> [What is being asked]: Copy out every one of the lines below word for word, omitting the pictures from your answer.

Element location listings
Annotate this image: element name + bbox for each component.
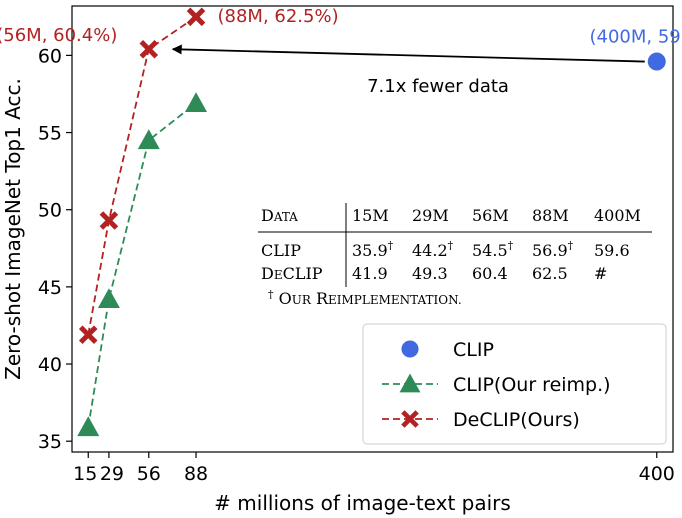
table-header-cell: 88M [532, 206, 569, 225]
series-layer [77, 7, 666, 437]
table-cell: 56.9† [532, 239, 574, 260]
x-tick-label: 56 [137, 463, 161, 485]
legend-marker [399, 373, 421, 393]
table-cell: 35.9† [352, 239, 394, 260]
table-cell: 41.9 [352, 264, 388, 283]
table-row-label: CLIP [261, 241, 301, 260]
series-line [87, 16, 197, 335]
series-2 [78, 7, 206, 344]
point-annotation: (400M, 59.6%) [589, 27, 682, 48]
data-point [77, 416, 100, 437]
legend-marker [401, 410, 419, 428]
data-point [78, 325, 98, 344]
data-point [185, 92, 208, 113]
x-axis: 15 29 56 88 400 [73, 452, 675, 485]
x-axis-label: # millions of image-text pairs [214, 491, 511, 515]
data-point [97, 288, 120, 309]
table-cell: 60.4 [472, 264, 508, 283]
legend-label: DeCLIP(Ours) [453, 409, 580, 431]
annotation-text: 7.1x fewer data [367, 76, 509, 97]
legend: CLIP CLIP(Our reimp.) DeCLIP(Ours) [362, 323, 667, 445]
data-point [647, 52, 666, 71]
data-point [99, 211, 119, 230]
legend-entry: DeCLIP(Ours) [382, 409, 580, 431]
y-tick-label: 50 [38, 200, 62, 222]
table-cell: 59.6 [594, 241, 630, 260]
table-header-cell: 56M [472, 206, 509, 225]
table-cell: 62.5 [532, 264, 568, 283]
x-tick-label: 29 [100, 463, 124, 485]
table-header-cell: 29M [412, 206, 449, 225]
legend-entry: CLIP(Our reimp.) [382, 373, 611, 396]
y-tick-label: 45 [38, 277, 62, 299]
x-tick-label: 400 [639, 463, 675, 485]
legend-label: CLIP [453, 339, 494, 361]
inset-table: DATA 15M 29M 56M 88M 400M CLIP 35.9† 44.2† 54.5† 5… [258, 203, 652, 308]
y-tick-label: 35 [38, 431, 62, 453]
y-tick-label: 40 [38, 354, 62, 376]
legend-marker [401, 340, 419, 358]
table-cell: 49.3 [412, 264, 448, 283]
data-point [137, 129, 160, 150]
legend-label: CLIP(Our reimp.) [453, 374, 611, 396]
annotations: (400M, 59.6%) (56M, 60.4%) (88M, 62.5%) 7.1… [0, 6, 682, 97]
data-point [186, 7, 206, 27]
table-row-label: DECLIP [261, 264, 323, 283]
legend-entry: CLIP [401, 339, 494, 361]
plot-frame [71, 5, 674, 453]
x-tick-label: 15 [73, 463, 97, 485]
point-annotation: (88M, 62.5%) [217, 6, 338, 27]
series-line [87, 102, 197, 428]
series-0 [647, 52, 666, 71]
series-1 [77, 92, 208, 437]
point-annotation: (56M, 60.4%) [0, 25, 117, 46]
table-header-cell: 400M [594, 206, 641, 225]
data-point [139, 39, 159, 59]
table-cell: 44.2† [412, 239, 454, 260]
legend-box [362, 323, 667, 445]
table-header-cell: 15M [352, 206, 389, 225]
table-cell: # [594, 264, 607, 283]
y-axis: 35 40 45 50 55 60 [38, 45, 72, 453]
y-axis-label: Zero-shot ImageNet Top1 Acc. [1, 78, 25, 380]
y-tick-label: 60 [38, 45, 62, 67]
x-tick-label: 88 [184, 463, 208, 485]
table-cell: 54.5† [472, 239, 514, 260]
annotation-arrow [171, 44, 645, 63]
table-header-cell: DATA [261, 206, 298, 225]
table-footnote: † OUR REIMPLEMENTATION. [268, 288, 462, 308]
y-tick-label: 55 [38, 123, 62, 145]
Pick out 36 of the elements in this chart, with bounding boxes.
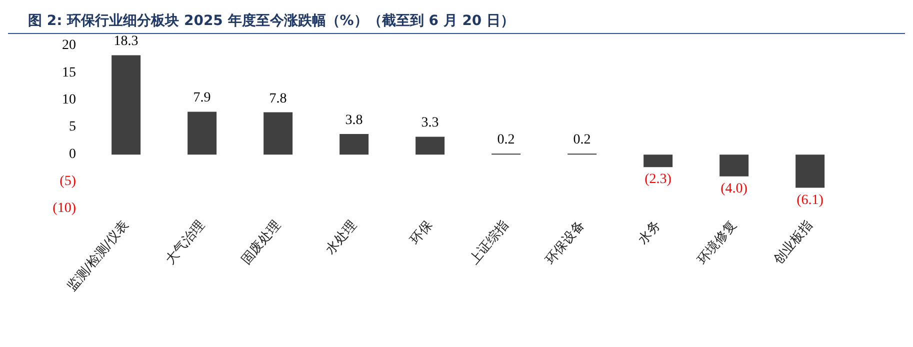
y-tick-label: 0 <box>69 146 76 162</box>
y-tick-label: 5 <box>69 120 76 135</box>
data-label: 3.3 <box>421 116 439 131</box>
x-tick-label: 环保设备 <box>542 218 588 268</box>
data-label: (2.3) <box>644 172 672 188</box>
x-tick-label: 上证综指 <box>466 218 512 268</box>
bar <box>188 112 217 155</box>
x-tick-label: 水处理 <box>323 218 360 258</box>
data-label: 7.8 <box>269 91 287 106</box>
x-tick-label: 创业板指 <box>770 218 816 268</box>
bar <box>416 136 445 155</box>
data-label: 0.2 <box>497 132 515 148</box>
x-tick-label: 大气治理 <box>162 218 208 268</box>
y-tick-label: 15 <box>62 65 76 80</box>
data-label: 18.3 <box>114 34 138 50</box>
bar <box>264 112 293 155</box>
data-label: (4.0) <box>720 181 748 196</box>
data-label: (6.1) <box>796 192 824 208</box>
y-tick-label: 10 <box>62 92 76 108</box>
chart-title: 图 2: 环保行业细分板块 2025 年度至今涨跌幅（%）（截至到 6 月 20 日） <box>8 8 905 34</box>
x-tick-label: 环境修复 <box>694 218 740 268</box>
y-tick-label: (5) <box>60 174 76 190</box>
data-label: 0.2 <box>573 132 591 148</box>
x-tick-label: 环保 <box>408 218 436 248</box>
bar <box>112 55 141 155</box>
y-tick-label: 20 <box>62 38 76 54</box>
bar <box>340 134 369 155</box>
bar <box>796 154 825 188</box>
x-tick-label: 水务 <box>636 218 664 248</box>
y-tick-label: (10) <box>52 201 76 216</box>
data-label: 7.9 <box>193 90 211 106</box>
bar <box>644 154 673 168</box>
data-label: 3.8 <box>345 113 363 128</box>
x-tick-label: 固废处理 <box>238 218 284 268</box>
bar <box>720 154 749 176</box>
x-tick-label: 监测/检测/仪表 <box>64 218 132 294</box>
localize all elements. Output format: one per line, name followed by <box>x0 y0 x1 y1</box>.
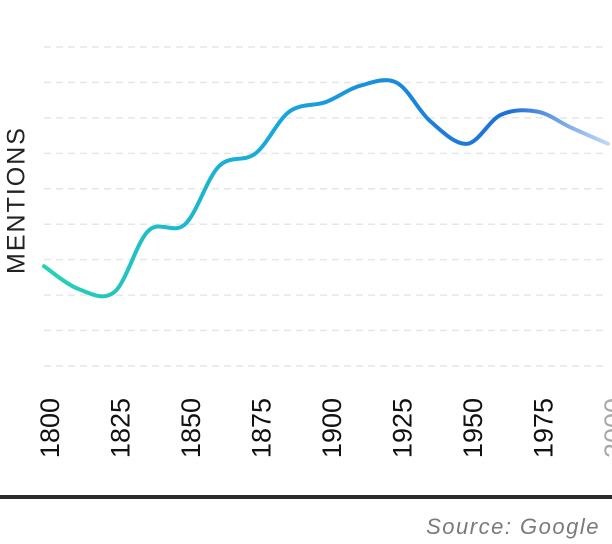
x-tick-label: 1975 <box>529 398 559 458</box>
gridlines <box>44 46 608 367</box>
x-tick-label: 2000 <box>599 398 612 458</box>
x-tick-label: 1950 <box>458 398 488 458</box>
x-tick-label: 1850 <box>176 398 206 458</box>
source-credit: Source: Google <box>426 514 600 539</box>
x-tick-label: 1925 <box>388 398 418 458</box>
x-tick-label: 1800 <box>35 398 65 458</box>
x-tick-label: 1825 <box>106 398 136 458</box>
footer-divider <box>0 495 612 499</box>
x-tick-label: 1900 <box>317 398 347 458</box>
x-axis-ticks: 1800 1825 1850 1875 1900 1925 1950 1975 2000 <box>35 398 612 458</box>
series-line <box>42 78 610 299</box>
y-axis-label: MENTIONS <box>2 126 31 274</box>
x-tick-label: 1875 <box>247 398 277 458</box>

> [Reply]:
Annotate this image: element name + bbox for each component.
table-header-cell: 88M [532, 206, 569, 225]
series-layer [77, 7, 666, 437]
table-cell: 56.9† [532, 239, 574, 260]
x-tick-label: 56 [137, 463, 161, 485]
legend-marker [399, 373, 421, 393]
table-cell: 35.9† [352, 239, 394, 260]
table-cell: 41.9 [352, 264, 388, 283]
table-row-label: CLIP [261, 241, 301, 260]
series-line [87, 16, 197, 335]
series-2 [78, 7, 206, 344]
point-annotation: (400M, 59.6%) [589, 27, 682, 48]
data-point [77, 416, 100, 437]
legend-marker [401, 410, 419, 428]
data-point [78, 325, 98, 344]
data-point [185, 92, 208, 113]
x-axis: 15 29 56 88 400 [73, 452, 675, 485]
x-axis-label: # millions of image-text pairs [214, 491, 511, 515]
data-point [97, 288, 120, 309]
table-cell: 60.4 [472, 264, 508, 283]
legend-label: DeCLIP(Ours) [453, 409, 580, 431]
annotation-text: 7.1x fewer data [367, 76, 509, 97]
legend: CLIP CLIP(Our reimp.) DeCLIP(Ours) [362, 323, 667, 445]
data-point [647, 52, 666, 71]
data-point [99, 211, 119, 230]
legend-entry: DeCLIP(Ours) [382, 409, 580, 431]
y-tick-label: 50 [38, 200, 62, 222]
table-cell: 59.6 [594, 241, 630, 260]
table-header-cell: 56M [472, 206, 509, 225]
table-cell: 62.5 [532, 264, 568, 283]
x-tick-label: 29 [100, 463, 124, 485]
table-header-cell: 29M [412, 206, 449, 225]
legend-entry: CLIP(Our reimp.) [382, 373, 611, 396]
y-tick-label: 45 [38, 277, 62, 299]
x-tick-label: 400 [639, 463, 675, 485]
legend-label: CLIP [453, 339, 494, 361]
inset-table: DATA 15M 29M 56M 88M 400M CLIP 35.9† 44.2† 54.5† 5… [258, 203, 652, 308]
y-tick-label: 35 [38, 431, 62, 453]
y-tick-label: 40 [38, 354, 62, 376]
legend-marker [401, 340, 419, 358]
table-cell: 49.3 [412, 264, 448, 283]
data-point [137, 129, 160, 150]
legend-label: CLIP(Our reimp.) [453, 374, 611, 396]
annotations: (400M, 59.6%) (56M, 60.4%) (88M, 62.5%) 7.1… [0, 6, 682, 97]
data-point [186, 7, 206, 27]
table-row-label: DECLIP [261, 264, 323, 283]
legend-entry: CLIP [401, 339, 494, 361]
plot-frame [71, 5, 674, 453]
x-tick-label: 15 [73, 463, 97, 485]
point-annotation: (88M, 62.5%) [217, 6, 338, 27]
series-line [87, 102, 197, 428]
series-0 [647, 52, 666, 71]
series-1 [77, 92, 208, 437]
point-annotation: (56M, 60.4%) [0, 25, 117, 46]
table-header-cell: 400M [594, 206, 641, 225]
data-point [139, 39, 159, 59]
table-cell: 44.2† [412, 239, 454, 260]
legend-box [362, 323, 667, 445]
table-header-cell: 15M [352, 206, 389, 225]
table-cell: # [594, 264, 607, 283]
y-axis: 35 40 45 50 55 60 [38, 45, 72, 453]
y-axis-label: Zero-shot ImageNet Top1 Acc. [1, 78, 25, 380]
y-tick-label: 60 [38, 45, 62, 67]
x-tick-label: 88 [184, 463, 208, 485]
table-cell: 54.5† [472, 239, 514, 260]
annotation-arrow [171, 44, 645, 63]
table-header-cell: DATA [261, 206, 298, 225]
table-footnote: † OUR REIMPLEMENTATION. [268, 288, 462, 308]
y-tick-label: 55 [38, 123, 62, 145]
Pick out 36 of the elements in this chart, with bounding boxes.
y-tick-label: 0 <box>69 146 76 162</box>
y-tick-label: 5 <box>69 120 76 135</box>
data-label: 3.3 <box>421 116 439 131</box>
x-tick-label: 环保设备 <box>542 218 588 268</box>
data-label: (2.3) <box>644 172 672 188</box>
x-tick-label: 上证综指 <box>466 218 512 268</box>
bar <box>188 112 217 155</box>
x-tick-label: 水处理 <box>323 218 360 258</box>
data-label: 7.8 <box>269 91 287 106</box>
x-tick-label: 创业板指 <box>770 218 816 268</box>
bar <box>416 136 445 155</box>
data-label: 0.2 <box>497 132 515 148</box>
x-tick-label: 大气治理 <box>162 218 208 268</box>
y-tick-label: 15 <box>62 65 76 80</box>
data-label: 18.3 <box>114 34 138 50</box>
bar <box>264 112 293 155</box>
data-label: (4.0) <box>720 181 748 196</box>
data-label: (6.1) <box>796 192 824 208</box>
y-tick-label: 10 <box>62 92 76 108</box>
chart-title: 图 2: 环保行业细分板块 2025 年度至今涨跌幅（%）（截至到 6 月 20 日） <box>8 8 905 34</box>
x-tick-label: 环境修复 <box>694 218 740 268</box>
y-tick-label: (5) <box>60 174 76 190</box>
data-label: 0.2 <box>573 132 591 148</box>
x-tick-label: 环保 <box>408 218 436 248</box>
bar <box>112 55 141 155</box>
y-tick-label: 20 <box>62 38 76 54</box>
bar <box>340 134 369 155</box>
bar <box>796 154 825 188</box>
x-tick-label: 水务 <box>636 218 664 248</box>
y-tick-label: (10) <box>52 201 76 216</box>
data-label: 7.9 <box>193 90 211 106</box>
bar <box>644 154 673 168</box>
data-label: 3.8 <box>345 113 363 128</box>
x-tick-label: 固废处理 <box>238 218 284 268</box>
bar <box>720 154 749 176</box>
x-tick-label: 监测/检测/仪表 <box>64 218 132 294</box>
localize all elements. Output format: one per line, name followed by <box>x0 y0 x1 y1</box>.
x-tick-label: 1975 <box>529 398 559 458</box>
gridlines <box>44 46 608 367</box>
x-tick-label: 2000 <box>599 398 612 458</box>
x-tick-label: 1950 <box>458 398 488 458</box>
x-tick-label: 1850 <box>176 398 206 458</box>
source-credit: Source: Google <box>426 514 600 539</box>
x-tick-label: 1925 <box>388 398 418 458</box>
x-tick-label: 1800 <box>35 398 65 458</box>
x-tick-label: 1825 <box>106 398 136 458</box>
footer-divider <box>0 495 612 499</box>
x-tick-label: 1900 <box>317 398 347 458</box>
x-axis-ticks: 1800 1825 1850 1875 1900 1925 1950 1975 2000 <box>35 398 612 458</box>
series-line <box>42 78 610 299</box>
y-axis-label: MENTIONS <box>2 126 31 274</box>
x-tick-label: 1875 <box>247 398 277 458</box>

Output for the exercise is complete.